■ AIM OF THE EXERCISE ■
Check each line of the material. Copy those containing "this".
....................
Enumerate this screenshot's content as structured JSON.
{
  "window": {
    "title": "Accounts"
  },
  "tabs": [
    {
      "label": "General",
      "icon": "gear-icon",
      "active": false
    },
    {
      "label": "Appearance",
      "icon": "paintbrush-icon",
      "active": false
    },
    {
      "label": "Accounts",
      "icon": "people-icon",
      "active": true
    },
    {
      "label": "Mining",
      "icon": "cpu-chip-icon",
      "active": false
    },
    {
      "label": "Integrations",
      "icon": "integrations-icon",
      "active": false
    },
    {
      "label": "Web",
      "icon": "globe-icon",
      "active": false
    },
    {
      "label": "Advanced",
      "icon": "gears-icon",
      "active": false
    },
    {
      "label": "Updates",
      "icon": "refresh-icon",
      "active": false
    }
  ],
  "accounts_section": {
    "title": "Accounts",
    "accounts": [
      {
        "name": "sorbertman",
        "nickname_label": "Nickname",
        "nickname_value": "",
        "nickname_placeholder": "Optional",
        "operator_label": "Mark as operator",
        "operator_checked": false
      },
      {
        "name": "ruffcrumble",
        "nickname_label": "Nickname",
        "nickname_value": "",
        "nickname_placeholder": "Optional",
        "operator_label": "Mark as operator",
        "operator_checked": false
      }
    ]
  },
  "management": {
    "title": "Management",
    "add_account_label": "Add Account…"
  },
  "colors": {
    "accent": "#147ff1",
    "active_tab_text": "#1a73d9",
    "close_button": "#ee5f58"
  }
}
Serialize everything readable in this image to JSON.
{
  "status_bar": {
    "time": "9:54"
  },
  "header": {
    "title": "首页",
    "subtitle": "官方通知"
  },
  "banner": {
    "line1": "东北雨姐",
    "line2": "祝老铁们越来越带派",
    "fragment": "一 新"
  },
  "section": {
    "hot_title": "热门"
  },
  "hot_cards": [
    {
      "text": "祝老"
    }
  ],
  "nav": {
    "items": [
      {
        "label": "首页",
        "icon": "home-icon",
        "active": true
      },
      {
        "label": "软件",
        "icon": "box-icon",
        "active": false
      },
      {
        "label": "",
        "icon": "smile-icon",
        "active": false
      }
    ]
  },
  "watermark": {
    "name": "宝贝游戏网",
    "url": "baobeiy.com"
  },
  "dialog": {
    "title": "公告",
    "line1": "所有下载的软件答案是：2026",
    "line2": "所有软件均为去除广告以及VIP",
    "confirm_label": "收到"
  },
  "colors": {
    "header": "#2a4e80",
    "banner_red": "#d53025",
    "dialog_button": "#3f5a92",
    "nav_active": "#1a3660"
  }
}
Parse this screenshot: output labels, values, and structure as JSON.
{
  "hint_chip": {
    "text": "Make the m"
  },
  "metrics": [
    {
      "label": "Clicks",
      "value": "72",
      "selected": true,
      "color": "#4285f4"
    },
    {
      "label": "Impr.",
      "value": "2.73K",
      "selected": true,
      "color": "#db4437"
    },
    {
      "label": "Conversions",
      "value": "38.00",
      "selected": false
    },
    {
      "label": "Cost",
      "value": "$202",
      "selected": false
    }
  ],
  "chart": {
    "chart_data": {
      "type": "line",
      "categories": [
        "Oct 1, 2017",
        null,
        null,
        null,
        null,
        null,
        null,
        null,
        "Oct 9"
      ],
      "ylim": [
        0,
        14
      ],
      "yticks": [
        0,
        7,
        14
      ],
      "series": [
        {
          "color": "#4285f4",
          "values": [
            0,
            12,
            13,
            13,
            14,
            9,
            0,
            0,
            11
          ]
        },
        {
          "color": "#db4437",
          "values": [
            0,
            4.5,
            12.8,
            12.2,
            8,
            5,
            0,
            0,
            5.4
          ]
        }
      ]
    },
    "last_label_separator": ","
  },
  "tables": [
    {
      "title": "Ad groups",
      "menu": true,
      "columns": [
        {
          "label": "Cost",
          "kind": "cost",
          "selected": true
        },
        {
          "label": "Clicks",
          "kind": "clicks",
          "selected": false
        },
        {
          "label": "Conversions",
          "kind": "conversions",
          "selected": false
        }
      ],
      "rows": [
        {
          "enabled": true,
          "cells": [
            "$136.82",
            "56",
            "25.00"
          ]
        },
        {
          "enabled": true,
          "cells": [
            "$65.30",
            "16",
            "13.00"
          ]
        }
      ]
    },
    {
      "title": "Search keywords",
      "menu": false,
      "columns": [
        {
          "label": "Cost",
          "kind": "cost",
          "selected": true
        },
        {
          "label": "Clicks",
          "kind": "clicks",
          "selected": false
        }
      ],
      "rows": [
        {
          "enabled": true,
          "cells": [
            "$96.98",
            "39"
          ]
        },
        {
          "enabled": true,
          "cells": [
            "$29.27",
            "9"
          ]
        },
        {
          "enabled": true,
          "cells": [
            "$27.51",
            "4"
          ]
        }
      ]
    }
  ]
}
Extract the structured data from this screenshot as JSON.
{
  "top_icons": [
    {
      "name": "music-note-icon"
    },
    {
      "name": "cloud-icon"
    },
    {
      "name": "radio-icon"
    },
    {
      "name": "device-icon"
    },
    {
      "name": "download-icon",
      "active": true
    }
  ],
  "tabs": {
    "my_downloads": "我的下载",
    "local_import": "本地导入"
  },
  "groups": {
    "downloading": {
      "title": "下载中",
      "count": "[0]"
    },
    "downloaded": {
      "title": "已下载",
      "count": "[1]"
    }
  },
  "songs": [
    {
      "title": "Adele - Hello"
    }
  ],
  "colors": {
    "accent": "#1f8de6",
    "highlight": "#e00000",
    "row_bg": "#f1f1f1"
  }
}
....................
■ EXPECTED ANSWER ■
Enumerate this screenshot's content as structured JSON.
Serialize everything readable in this image to JSON.
Parse this screenshot: output labels, values, and structure as JSON.
Extract the structured data from this screenshot as JSON.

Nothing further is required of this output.